Given records =
-------------------------

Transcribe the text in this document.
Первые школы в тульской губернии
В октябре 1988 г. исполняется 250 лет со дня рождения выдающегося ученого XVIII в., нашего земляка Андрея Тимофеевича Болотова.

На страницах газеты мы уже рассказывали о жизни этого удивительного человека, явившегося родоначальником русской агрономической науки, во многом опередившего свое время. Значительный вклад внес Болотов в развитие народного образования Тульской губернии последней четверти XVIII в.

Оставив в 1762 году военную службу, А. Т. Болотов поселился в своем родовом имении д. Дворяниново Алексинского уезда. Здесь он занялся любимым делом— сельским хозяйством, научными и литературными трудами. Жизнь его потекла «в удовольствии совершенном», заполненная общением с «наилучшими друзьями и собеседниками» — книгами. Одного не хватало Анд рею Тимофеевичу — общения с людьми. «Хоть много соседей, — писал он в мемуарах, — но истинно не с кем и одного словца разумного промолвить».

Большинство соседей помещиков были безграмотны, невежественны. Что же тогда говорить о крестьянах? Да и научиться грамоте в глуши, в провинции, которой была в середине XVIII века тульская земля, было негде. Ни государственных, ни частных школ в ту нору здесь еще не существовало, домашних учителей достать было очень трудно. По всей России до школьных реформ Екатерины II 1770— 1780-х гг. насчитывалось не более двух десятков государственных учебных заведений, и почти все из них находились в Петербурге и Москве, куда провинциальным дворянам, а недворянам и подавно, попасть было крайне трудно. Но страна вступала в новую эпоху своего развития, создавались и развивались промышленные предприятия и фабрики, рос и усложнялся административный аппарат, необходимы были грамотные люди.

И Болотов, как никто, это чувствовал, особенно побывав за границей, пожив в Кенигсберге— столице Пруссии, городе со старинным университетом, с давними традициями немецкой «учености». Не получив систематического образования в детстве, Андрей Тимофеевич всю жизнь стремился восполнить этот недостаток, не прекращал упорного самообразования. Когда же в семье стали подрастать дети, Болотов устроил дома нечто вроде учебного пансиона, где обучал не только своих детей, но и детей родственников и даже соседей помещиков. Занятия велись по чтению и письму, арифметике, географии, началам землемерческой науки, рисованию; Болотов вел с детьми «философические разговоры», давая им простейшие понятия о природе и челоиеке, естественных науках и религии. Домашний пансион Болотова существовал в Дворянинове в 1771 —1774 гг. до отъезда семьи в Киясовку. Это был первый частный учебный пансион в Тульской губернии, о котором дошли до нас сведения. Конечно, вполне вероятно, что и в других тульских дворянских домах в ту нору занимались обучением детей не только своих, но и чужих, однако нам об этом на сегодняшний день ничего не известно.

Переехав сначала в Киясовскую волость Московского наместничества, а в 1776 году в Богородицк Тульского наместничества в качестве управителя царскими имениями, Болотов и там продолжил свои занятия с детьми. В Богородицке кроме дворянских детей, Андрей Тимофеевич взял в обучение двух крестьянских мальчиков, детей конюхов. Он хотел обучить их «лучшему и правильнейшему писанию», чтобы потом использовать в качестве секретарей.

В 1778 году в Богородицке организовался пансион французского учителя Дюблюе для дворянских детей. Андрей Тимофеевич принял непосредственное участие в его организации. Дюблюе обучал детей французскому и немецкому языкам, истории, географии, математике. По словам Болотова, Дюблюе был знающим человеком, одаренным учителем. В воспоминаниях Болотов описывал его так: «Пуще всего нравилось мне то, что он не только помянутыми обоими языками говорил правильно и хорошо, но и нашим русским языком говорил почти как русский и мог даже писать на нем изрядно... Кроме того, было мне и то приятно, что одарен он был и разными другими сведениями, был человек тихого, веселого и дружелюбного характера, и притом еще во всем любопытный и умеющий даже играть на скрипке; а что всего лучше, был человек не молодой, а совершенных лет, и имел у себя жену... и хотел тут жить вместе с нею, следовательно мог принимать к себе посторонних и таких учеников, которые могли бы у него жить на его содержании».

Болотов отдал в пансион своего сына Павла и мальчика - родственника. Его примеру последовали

-------------------------

What you will do = Every record above should be output exactly.

Solved exercise =
Transcribe the text in this document.
Первые школы в тульской губернии
В октябре 1988 г. исполняется 250 лет со дня рождения выдающегося ученого XVIII в., нашего земляка Андрея Тимофеевича Болотова.

На страницах газеты мы уже рассказывали о жизни этого удивительного человека, явившегося родоначальником русской агрономической науки, во многом опередившего свое время. Значительный вклад внес Болотов в развитие народного образования Тульской губернии последней четверти XVIII в.

Оставив в 1762 году военную службу, А. Т. Болотов поселился в своем родовом имении д. Дворяниново Алексинского уезда. Здесь он занялся любимым делом— сельским хозяйством, научными и литературными трудами. Жизнь его потекла «в удовольствии совершенном», заполненная общением с «наилучшими друзьями и собеседниками» — книгами. Одного не хватало Анд рею Тимофеевичу — общения с людьми. «Хоть много соседей, — писал он в мемуарах, — но истинно не с кем и одного словца разумного промолвить».

Большинство соседей помещиков были безграмотны, невежественны. Что же тогда говорить о крестьянах? Да и научиться грамоте в глуши, в провинции, которой была в середине XVIII века тульская земля, было негде. Ни государственных, ни частных школ в ту нору здесь еще не существовало, домашних учителей достать было очень трудно. По всей России до школьных реформ Екатерины II 1770— 1780-х гг. насчитывалось не более двух десятков государственных учебных заведений, и почти все из них находились в Петербурге и Москве, куда провинциальным дворянам, а недворянам и подавно, попасть было крайне трудно. Но страна вступала в новую эпоху своего развития, создавались и развивались промышленные предприятия и фабрики, рос и усложнялся административный аппарат, необходимы были грамотные люди.

И Болотов, как никто, это чувствовал, особенно побывав за границей, пожив в Кенигсберге— столице Пруссии, городе со старинным университетом, с давними традициями немецкой «учености». Не получив систематического образования в детстве, Андрей Тимофеевич всю жизнь стремился восполнить этот недостаток, не прекращал упорного самообразования. Когда же в семье стали подрастать дети, Болотов устроил дома нечто вроде учебного пансиона, где обучал не только своих детей, но и детей родственников и даже соседей помещиков. Занятия велись по чтению и письму, арифметике, географии, началам землемерческой науки, рисованию; Болотов вел с детьми «философические разговоры», давая им простейшие понятия о природе и челоиеке, естественных науках и религии. Домашний пансион Болотова существовал в Дворянинове в 1771 —1774 гг. до отъезда семьи в Киясовку. Это был первый частный учебный пансион в Тульской губернии, о котором дошли до нас сведения. Конечно, вполне вероятно, что и в других тульских дворянских домах в ту нору занимались обучением детей не только своих, но и чужих, однако нам об этом на сегодняшний день ничего не известно.

Переехав сначала в Киясовскую волость Московского наместничества, а в 1776 году в Богородицк Тульского наместничества в качестве управителя царскими имениями, Болотов и там продолжил свои занятия с детьми. В Богородицке кроме дворянских детей, Андрей Тимофеевич взял в обучение двух крестьянских мальчиков, детей конюхов. Он хотел обучить их «лучшему и правильнейшему писанию», чтобы потом использовать в качестве секретарей.

В 1778 году в Богородицке организовался пансион французского учителя Дюблюе для дворянских детей. Андрей Тимофеевич принял непосредственное участие в его организации. Дюблюе обучал детей французскому и немецкому языкам, истории, географии, математике. По словам Болотова, Дюблюе был знающим человеком, одаренным учителем. В воспоминаниях Болотов описывал его так: «Пуще всего нравилось мне то, что он не только помянутыми обоими языками говорил правильно и хорошо, но и нашим русским языком говорил почти как русский и мог даже писать на нем изрядно... Кроме того, было мне и то приятно, что одарен он был и разными другими сведениями, был человек тихого, веселого и дружелюбного характера, и притом еще во всем любопытный и умеющий даже играть на скрипке; а что всего лучше, был человек не молодой, а совершенных лет, и имел у себя жену... и хотел тут жить вместе с нею, следовательно мог принимать к себе посторонних и таких учеников, которые могли бы у него жить на его содержании».

Болотов отдал в пансион своего сына Павла и мальчика - родственника. Его примеру последовали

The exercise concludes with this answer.